_Task prompt_.
Write out the whole listing again, exactly as given.

(Data records)
↓

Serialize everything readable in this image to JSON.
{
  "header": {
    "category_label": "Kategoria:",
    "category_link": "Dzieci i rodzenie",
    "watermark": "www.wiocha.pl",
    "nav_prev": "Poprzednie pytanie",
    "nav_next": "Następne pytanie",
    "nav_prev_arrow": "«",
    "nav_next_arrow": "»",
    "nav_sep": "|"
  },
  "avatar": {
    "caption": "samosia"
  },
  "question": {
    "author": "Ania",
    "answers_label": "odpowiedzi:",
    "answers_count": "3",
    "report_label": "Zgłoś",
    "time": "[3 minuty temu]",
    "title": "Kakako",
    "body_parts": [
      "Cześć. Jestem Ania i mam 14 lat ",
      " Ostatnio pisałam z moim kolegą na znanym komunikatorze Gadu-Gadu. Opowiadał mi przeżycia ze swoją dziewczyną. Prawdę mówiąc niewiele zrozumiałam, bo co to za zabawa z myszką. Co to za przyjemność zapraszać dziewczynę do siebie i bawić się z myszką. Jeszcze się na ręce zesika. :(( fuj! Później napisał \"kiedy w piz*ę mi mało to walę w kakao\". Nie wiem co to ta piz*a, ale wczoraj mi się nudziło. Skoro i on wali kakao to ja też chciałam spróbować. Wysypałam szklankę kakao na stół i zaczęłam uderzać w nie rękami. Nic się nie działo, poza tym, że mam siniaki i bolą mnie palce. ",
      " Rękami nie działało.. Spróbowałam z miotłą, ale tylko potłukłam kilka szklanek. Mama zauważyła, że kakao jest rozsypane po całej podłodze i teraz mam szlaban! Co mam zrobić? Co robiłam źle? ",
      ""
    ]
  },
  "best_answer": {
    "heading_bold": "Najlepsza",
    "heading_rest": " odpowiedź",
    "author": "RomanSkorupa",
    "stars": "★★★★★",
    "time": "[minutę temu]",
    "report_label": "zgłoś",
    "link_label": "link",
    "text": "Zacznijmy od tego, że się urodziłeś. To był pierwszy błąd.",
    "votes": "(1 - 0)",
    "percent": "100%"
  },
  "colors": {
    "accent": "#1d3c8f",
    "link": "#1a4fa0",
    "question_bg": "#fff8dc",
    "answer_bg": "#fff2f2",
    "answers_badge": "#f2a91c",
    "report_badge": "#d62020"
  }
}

↑

_Task result_.
Serialize everything readable in this image to JSON.
{
  "header": {
    "category_label": "Kategoria:",
    "category_link": "Dzieci i rodzenie",
    "watermark": "www.wiocha.pl",
    "nav_prev": "Poprzednie pytanie",
    "nav_next": "Następne pytanie",
    "nav_prev_arrow": "«",
    "nav_next_arrow": "»",
    "nav_sep": "|"
  },
  "avatar": {
    "caption": "samosia"
  },
  "question": {
    "author": "Ania",
    "answers_label": "odpowiedzi:",
    "answers_count": "3",
    "report_label": "Zgłoś",
    "time": "[3 minuty temu]",
    "title": "Kakako",
    "body_parts": [
      "Cześć. Jestem Ania i mam 14 lat ",
      " Ostatnio pisałam z moim kolegą na znanym komunikatorze Gadu-Gadu. Opowiadał mi przeżycia ze swoją dziewczyną. Prawdę mówiąc niewiele zrozumiałam, bo co to za zabawa z myszką. Co to za przyjemność zapraszać dziewczynę do siebie i bawić się z myszką. Jeszcze się na ręce zesika. :(( fuj! Później napisał \"kiedy w piz*ę mi mało to walę w kakao\". Nie wiem co to ta piz*a, ale wczoraj mi się nudziło. Skoro i on wali kakao to ja też chciałam spróbować. Wysypałam szklankę kakao na stół i zaczęłam uderzać w nie rękami. Nic się nie działo, poza tym, że mam siniaki i bolą mnie palce. ",
      " Rękami nie działało.. Spróbowałam z miotłą, ale tylko potłukłam kilka szklanek. Mama zauważyła, że kakao jest rozsypane po całej podłodze i teraz mam szlaban! Co mam zrobić? Co robiłam źle? ",
      ""
    ]
  },
  "best_answer": {
    "heading_bold": "Najlepsza",
    "heading_rest": " odpowiedź",
    "author": "RomanSkorupa",
    "stars": "★★★★★",
    "time": "[minutę temu]",
    "report_label": "zgłoś",
    "link_label": "link",
    "text": "Zacznijmy od tego, że się urodziłeś. To był pierwszy błąd.",
    "votes": "(1 - 0)",
    "percent": "100%"
  },
  "colors": {
    "accent": "#1d3c8f",
    "link": "#1a4fa0",
    "question_bg": "#fff8dc",
    "answer_bg": "#fff2f2",
    "answers_badge": "#f2a91c",
    "report_badge": "#d62020"
  }
}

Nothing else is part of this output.